# [TASK DESCRIPTION]
Find the word "icon" in the records below. List each line containing it.

# [SOURCE DATA]

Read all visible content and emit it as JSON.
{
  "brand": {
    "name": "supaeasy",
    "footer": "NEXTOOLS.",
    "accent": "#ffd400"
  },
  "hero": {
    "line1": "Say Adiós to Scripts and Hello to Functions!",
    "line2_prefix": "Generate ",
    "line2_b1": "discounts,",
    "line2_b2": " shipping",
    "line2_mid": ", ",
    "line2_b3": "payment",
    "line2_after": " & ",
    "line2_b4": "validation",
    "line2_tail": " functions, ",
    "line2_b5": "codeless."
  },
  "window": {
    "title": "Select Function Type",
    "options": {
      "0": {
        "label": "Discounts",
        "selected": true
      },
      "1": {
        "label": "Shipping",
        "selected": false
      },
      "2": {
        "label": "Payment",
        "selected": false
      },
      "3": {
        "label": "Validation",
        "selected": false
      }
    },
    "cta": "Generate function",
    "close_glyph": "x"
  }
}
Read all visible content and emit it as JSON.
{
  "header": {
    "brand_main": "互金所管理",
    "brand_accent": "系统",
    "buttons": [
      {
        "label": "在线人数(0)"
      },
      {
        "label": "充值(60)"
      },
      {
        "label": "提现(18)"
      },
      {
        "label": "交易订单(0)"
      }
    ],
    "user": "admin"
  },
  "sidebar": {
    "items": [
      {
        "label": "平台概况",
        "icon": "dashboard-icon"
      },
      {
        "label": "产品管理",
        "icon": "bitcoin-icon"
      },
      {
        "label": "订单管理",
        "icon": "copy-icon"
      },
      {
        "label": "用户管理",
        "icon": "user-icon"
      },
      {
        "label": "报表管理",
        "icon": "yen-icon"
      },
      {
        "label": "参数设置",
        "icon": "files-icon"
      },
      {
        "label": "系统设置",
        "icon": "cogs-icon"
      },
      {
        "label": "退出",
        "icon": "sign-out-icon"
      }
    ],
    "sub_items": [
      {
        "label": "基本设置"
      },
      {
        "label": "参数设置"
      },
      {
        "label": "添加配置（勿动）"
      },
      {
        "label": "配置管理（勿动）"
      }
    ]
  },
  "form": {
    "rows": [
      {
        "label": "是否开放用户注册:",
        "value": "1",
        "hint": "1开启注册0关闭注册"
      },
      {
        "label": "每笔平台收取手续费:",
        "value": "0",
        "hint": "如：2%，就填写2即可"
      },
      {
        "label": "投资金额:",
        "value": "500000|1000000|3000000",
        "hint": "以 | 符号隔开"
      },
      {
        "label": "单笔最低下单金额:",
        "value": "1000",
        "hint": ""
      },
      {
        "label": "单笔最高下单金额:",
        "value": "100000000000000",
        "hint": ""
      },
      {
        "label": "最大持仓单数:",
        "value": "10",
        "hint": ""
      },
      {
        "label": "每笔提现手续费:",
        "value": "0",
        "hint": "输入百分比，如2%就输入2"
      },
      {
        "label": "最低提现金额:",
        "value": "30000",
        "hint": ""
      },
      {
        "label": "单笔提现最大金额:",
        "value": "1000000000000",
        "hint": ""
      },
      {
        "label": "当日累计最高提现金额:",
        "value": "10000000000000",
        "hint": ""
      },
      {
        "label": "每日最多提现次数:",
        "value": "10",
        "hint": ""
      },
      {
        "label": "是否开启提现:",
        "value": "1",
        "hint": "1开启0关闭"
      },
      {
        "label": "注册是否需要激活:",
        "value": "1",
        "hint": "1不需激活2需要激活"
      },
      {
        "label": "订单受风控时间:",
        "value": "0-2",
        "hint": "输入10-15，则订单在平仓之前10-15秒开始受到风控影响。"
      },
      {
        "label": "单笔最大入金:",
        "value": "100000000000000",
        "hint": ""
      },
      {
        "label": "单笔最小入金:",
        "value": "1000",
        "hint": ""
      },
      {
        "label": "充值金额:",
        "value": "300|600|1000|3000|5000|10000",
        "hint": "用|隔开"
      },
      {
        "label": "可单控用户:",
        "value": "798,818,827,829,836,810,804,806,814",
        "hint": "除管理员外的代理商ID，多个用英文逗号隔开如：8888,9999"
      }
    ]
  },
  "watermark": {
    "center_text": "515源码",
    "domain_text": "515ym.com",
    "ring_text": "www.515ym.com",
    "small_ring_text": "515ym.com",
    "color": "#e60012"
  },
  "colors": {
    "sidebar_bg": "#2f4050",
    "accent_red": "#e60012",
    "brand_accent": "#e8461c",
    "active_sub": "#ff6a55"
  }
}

# [CORRECT RESPONSE]
        "icon": "dashboard-icon"
        "icon": "bitcoin-icon"
        "icon": "copy-icon"
        "icon": "user-icon"
        "icon": "yen-icon"
        "icon": "files-icon"
        "icon": "cogs-icon"
        "icon": "sign-out-icon"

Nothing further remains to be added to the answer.